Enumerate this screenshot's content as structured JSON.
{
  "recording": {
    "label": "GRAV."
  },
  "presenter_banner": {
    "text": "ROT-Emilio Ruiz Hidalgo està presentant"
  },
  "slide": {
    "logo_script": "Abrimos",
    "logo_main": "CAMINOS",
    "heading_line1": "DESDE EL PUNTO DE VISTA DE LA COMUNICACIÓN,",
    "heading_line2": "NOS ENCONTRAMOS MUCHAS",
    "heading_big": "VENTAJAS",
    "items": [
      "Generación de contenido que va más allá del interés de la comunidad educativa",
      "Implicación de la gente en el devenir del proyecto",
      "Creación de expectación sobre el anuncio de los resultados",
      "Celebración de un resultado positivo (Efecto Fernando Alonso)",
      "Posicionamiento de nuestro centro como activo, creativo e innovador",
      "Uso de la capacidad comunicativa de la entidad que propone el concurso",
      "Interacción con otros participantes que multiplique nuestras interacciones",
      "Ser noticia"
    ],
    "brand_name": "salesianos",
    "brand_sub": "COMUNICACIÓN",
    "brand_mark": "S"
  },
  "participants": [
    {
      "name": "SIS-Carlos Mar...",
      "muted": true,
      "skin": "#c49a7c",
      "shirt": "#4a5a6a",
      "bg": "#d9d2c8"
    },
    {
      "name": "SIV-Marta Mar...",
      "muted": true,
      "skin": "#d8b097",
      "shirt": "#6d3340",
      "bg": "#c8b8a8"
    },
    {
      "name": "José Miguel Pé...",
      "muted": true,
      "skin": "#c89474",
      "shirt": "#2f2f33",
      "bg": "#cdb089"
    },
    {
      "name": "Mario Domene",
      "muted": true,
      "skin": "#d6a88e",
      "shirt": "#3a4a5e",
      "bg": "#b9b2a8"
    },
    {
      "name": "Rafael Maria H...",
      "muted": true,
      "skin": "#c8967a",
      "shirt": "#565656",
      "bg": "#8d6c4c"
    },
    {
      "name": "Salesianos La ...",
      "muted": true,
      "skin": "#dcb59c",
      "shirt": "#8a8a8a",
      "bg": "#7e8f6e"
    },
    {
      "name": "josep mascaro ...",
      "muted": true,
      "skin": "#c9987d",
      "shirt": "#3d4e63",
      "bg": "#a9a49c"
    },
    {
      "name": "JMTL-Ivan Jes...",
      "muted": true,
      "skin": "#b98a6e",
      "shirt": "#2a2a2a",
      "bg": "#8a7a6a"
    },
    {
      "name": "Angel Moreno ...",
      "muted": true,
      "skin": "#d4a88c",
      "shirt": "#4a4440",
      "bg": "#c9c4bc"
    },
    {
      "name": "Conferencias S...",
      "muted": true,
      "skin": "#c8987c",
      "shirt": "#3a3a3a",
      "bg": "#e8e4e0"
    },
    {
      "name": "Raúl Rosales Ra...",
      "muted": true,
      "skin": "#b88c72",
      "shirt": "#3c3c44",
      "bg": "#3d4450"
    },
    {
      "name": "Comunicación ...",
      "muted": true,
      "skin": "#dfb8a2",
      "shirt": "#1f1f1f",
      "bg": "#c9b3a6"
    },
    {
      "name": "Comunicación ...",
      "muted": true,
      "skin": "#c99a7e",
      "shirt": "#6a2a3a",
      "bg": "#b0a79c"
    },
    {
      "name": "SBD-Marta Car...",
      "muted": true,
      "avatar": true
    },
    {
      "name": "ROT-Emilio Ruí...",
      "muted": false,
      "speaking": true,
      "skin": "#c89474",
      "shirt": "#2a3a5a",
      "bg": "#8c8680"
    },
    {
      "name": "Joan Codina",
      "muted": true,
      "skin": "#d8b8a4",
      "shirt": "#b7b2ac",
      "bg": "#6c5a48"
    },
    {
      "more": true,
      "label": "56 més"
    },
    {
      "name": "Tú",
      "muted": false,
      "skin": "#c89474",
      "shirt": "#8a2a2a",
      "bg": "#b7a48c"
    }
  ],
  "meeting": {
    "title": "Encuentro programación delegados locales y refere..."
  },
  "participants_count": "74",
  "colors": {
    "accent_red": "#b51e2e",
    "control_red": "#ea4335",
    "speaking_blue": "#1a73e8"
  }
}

● The exercise
Please output the entries above, every line exactly as it reads.

● Complete response
Enumerate this screenshot's content as structured JSON.
{
  "recording": {
    "label": "GRAV."
  },
  "presenter_banner": {
    "text": "ROT-Emilio Ruiz Hidalgo està presentant"
  },
  "slide": {
    "logo_script": "Abrimos",
    "logo_main": "CAMINOS",
    "heading_line1": "DESDE EL PUNTO DE VISTA DE LA COMUNICACIÓN,",
    "heading_line2": "NOS ENCONTRAMOS MUCHAS",
    "heading_big": "VENTAJAS",
    "items": [
      "Generación de contenido que va más allá del interés de la comunidad educativa",
      "Implicación de la gente en el devenir del proyecto",
      "Creación de expectación sobre el anuncio de los resultados",
      "Celebración de un resultado positivo (Efecto Fernando Alonso)",
      "Posicionamiento de nuestro centro como activo, creativo e innovador",
      "Uso de la capacidad comunicativa de la entidad que propone el concurso",
      "Interacción con otros participantes que multiplique nuestras interacciones",
      "Ser noticia"
    ],
    "brand_name": "salesianos",
    "brand_sub": "COMUNICACIÓN",
    "brand_mark": "S"
  },
  "participants": [
    {
      "name": "SIS-Carlos Mar...",
      "muted": true,
      "skin": "#c49a7c",
      "shirt": "#4a5a6a",
      "bg": "#d9d2c8"
    },
    {
      "name": "SIV-Marta Mar...",
      "muted": true,
      "skin": "#d8b097",
      "shirt": "#6d3340",
      "bg": "#c8b8a8"
    },
    {
      "name": "José Miguel Pé...",
      "muted": true,
      "skin": "#c89474",
      "shirt": "#2f2f33",
      "bg": "#cdb089"
    },
    {
      "name": "Mario Domene",
      "muted": true,
      "skin": "#d6a88e",
      "shirt": "#3a4a5e",
      "bg": "#b9b2a8"
    },
    {
      "name": "Rafael Maria H...",
      "muted": true,
      "skin": "#c8967a",
      "shirt": "#565656",
      "bg": "#8d6c4c"
    },
    {
      "name": "Salesianos La ...",
      "muted": true,
      "skin": "#dcb59c",
      "shirt": "#8a8a8a",
      "bg": "#7e8f6e"
    },
    {
      "name": "josep mascaro ...",
      "muted": true,
      "skin": "#c9987d",
      "shirt": "#3d4e63",
      "bg": "#a9a49c"
    },
    {
      "name": "JMTL-Ivan Jes...",
      "muted": true,
      "skin": "#b98a6e",
      "shirt": "#2a2a2a",
      "bg": "#8a7a6a"
    },
    {
      "name": "Angel Moreno ...",
      "muted": true,
      "skin": "#d4a88c",
      "shirt": "#4a4440",
      "bg": "#c9c4bc"
    },
    {
      "name": "Conferencias S...",
      "muted": true,
      "skin": "#c8987c",
      "shirt": "#3a3a3a",
      "bg": "#e8e4e0"
    },
    {
      "name": "Raúl Rosales Ra...",
      "muted": true,
      "skin": "#b88c72",
      "shirt": "#3c3c44",
      "bg": "#3d4450"
    },
    {
      "name": "Comunicación ...",
      "muted": true,
      "skin": "#dfb8a2",
      "shirt": "#1f1f1f",
      "bg": "#c9b3a6"
    },
    {
      "name": "Comunicación ...",
      "muted": true,
      "skin": "#c99a7e",
      "shirt": "#6a2a3a",
      "bg": "#b0a79c"
    },
    {
      "name": "SBD-Marta Car...",
      "muted": true,
      "avatar": true
    },
    {
      "name": "ROT-Emilio Ruí...",
      "muted": false,
      "speaking": true,
      "skin": "#c89474",
      "shirt": "#2a3a5a",
      "bg": "#8c8680"
    },
    {
      "name": "Joan Codina",
      "muted": true,
      "skin": "#d8b8a4",
      "shirt": "#b7b2ac",
      "bg": "#6c5a48"
    },
    {
      "more": true,
      "label": "56 més"
    },
    {
      "name": "Tú",
      "muted": false,
      "skin": "#c89474",
      "shirt": "#8a2a2a",
      "bg": "#b7a48c"
    }
  ],
  "meeting": {
    "title": "Encuentro programación delegados locales y refere..."
  },
  "participants_count": "74",
  "colors": {
    "accent_red": "#b51e2e",
    "control_red": "#ea4335",
    "speaking_blue": "#1a73e8"
  }
}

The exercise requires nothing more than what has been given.